Only the pictures are to be left out; set down the rest of the records exactly.

##########

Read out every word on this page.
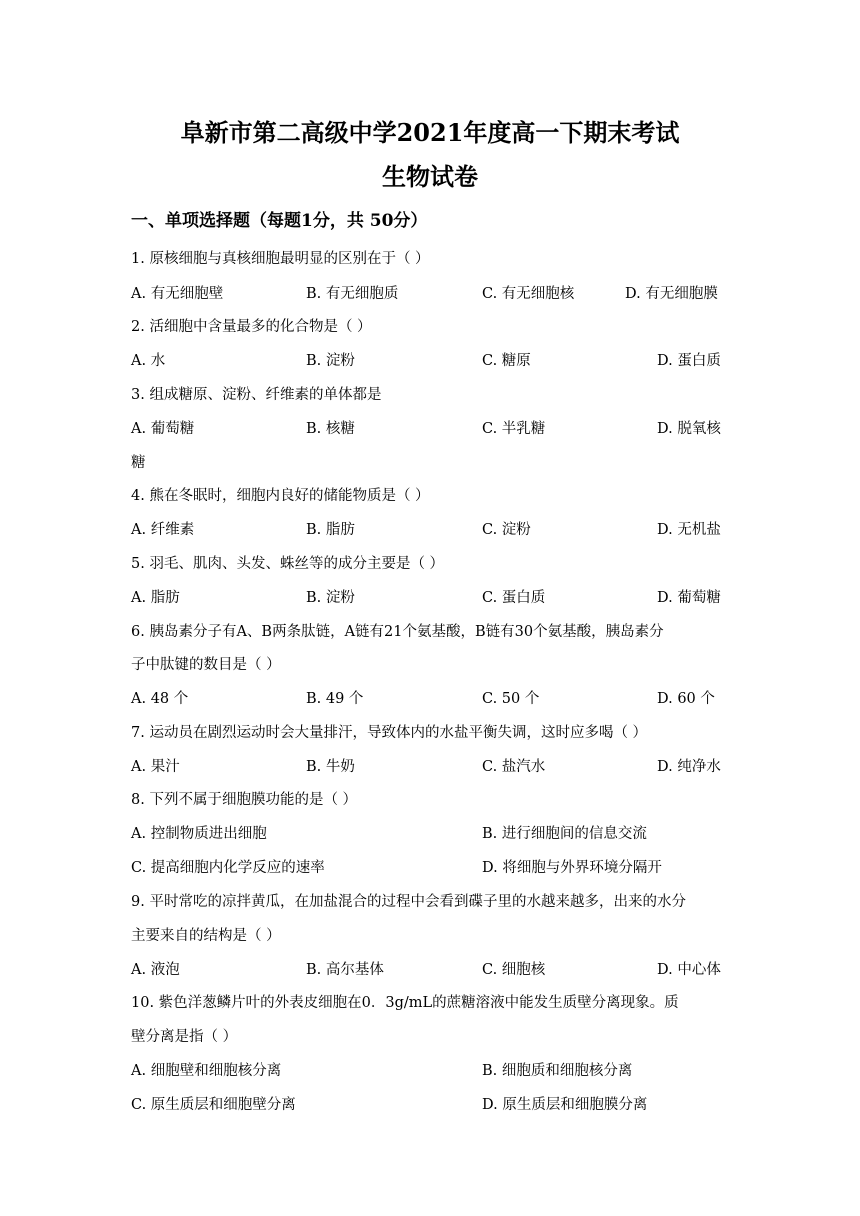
阜新市第二高级中学2021年度高一下期末考试
生物试卷
一、单项选择题（每题1分，共 50分）
1. 原核细胞与真核细胞最明显的区别在于（ ）
A. 有无细胞壁	B. 有无细胞质	C. 有无细胞核	D. 有无细胞膜
2. 活细胞中含量最多的化合物是（ ）
A. 水	B. 淀粉	C. 糖原	D. 蛋白质
3. 组成糖原、淀粉、纤维素的单体都是
A. 葡萄糖	B. 核糖	C. 半乳糖	D. 脱氧核
糖
4. 熊在冬眠时，细胞内良好的储能物质是（ ）
A. 纤维素	B. 脂肪	C. 淀粉	D. 无机盐
5. 羽毛、肌肉、头发、蛛丝等的成分主要是（ ）
A. 脂肪	B. 淀粉	C. 蛋白质	D. 葡萄糖
6. 胰岛素分子有A、B两条肽链，A链有21个氨基酸，B链有30个氨基酸，胰岛素分
子中肽键的数目是（ ）
A. 48 个	B. 49 个	C. 50 个	D. 60 个
7. 运动员在剧烈运动时会大量排汗，导致体内的水盐平衡失调，这时应多喝（ ）
A. 果汁	B. 牛奶	C. 盐汽水	D. 纯净水
8. 下列不属于细胞膜功能的是（ ）
A. 控制物质进出细胞	B. 进行细胞间的信息交流
C. 提高细胞内化学反应的速率	D. 将细胞与外界环境分隔开
9. 平时常吃的凉拌黄瓜，在加盐混合的过程中会看到碟子里的水越来越多，出来的水分
主要来自的结构是（ ）
A. 液泡	B. 高尔基体	C. 细胞核	D. 中心体
10. 紫色洋葱鳞片叶的外表皮细胞在0．3g/mL的蔗糖溶液中能发生质壁分离现象。质
壁分离是指（ ）
A. 细胞壁和细胞核分离	B. 细胞质和细胞核分离
C. 原生质层和细胞壁分离	D. 原生质层和细胞膜分离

##########

→ **Solution for this task**:
Read out every word on this page.
阜新市第二高级中学2021年度高一下期末考试
生物试卷
一、单项选择题（每题1分，共 50分）
1. 原核细胞与真核细胞最明显的区别在于（ ）
A. 有无细胞壁	B. 有无细胞质	C. 有无细胞核	D. 有无细胞膜
2. 活细胞中含量最多的化合物是（ ）
A. 水	B. 淀粉	C. 糖原	D. 蛋白质
3. 组成糖原、淀粉、纤维素的单体都是
A. 葡萄糖	B. 核糖	C. 半乳糖	D. 脱氧核
糖
4. 熊在冬眠时，细胞内良好的储能物质是（ ）
A. 纤维素	B. 脂肪	C. 淀粉	D. 无机盐
5. 羽毛、肌肉、头发、蛛丝等的成分主要是（ ）
A. 脂肪	B. 淀粉	C. 蛋白质	D. 葡萄糖
6. 胰岛素分子有A、B两条肽链，A链有21个氨基酸，B链有30个氨基酸，胰岛素分
子中肽键的数目是（ ）
A. 48 个	B. 49 个	C. 50 个	D. 60 个
7. 运动员在剧烈运动时会大量排汗，导致体内的水盐平衡失调，这时应多喝（ ）
A. 果汁	B. 牛奶	C. 盐汽水	D. 纯净水
8. 下列不属于细胞膜功能的是（ ）
A. 控制物质进出细胞	B. 进行细胞间的信息交流
C. 提高细胞内化学反应的速率	D. 将细胞与外界环境分隔开
9. 平时常吃的凉拌黄瓜，在加盐混合的过程中会看到碟子里的水越来越多，出来的水分
主要来自的结构是（ ）
A. 液泡	B. 高尔基体	C. 细胞核	D. 中心体
10. 紫色洋葱鳞片叶的外表皮细胞在0．3g/mL的蔗糖溶液中能发生质壁分离现象。质
壁分离是指（ ）
A. 细胞壁和细胞核分离	B. 细胞质和细胞核分离
C. 原生质层和细胞壁分离	D. 原生质层和细胞膜分离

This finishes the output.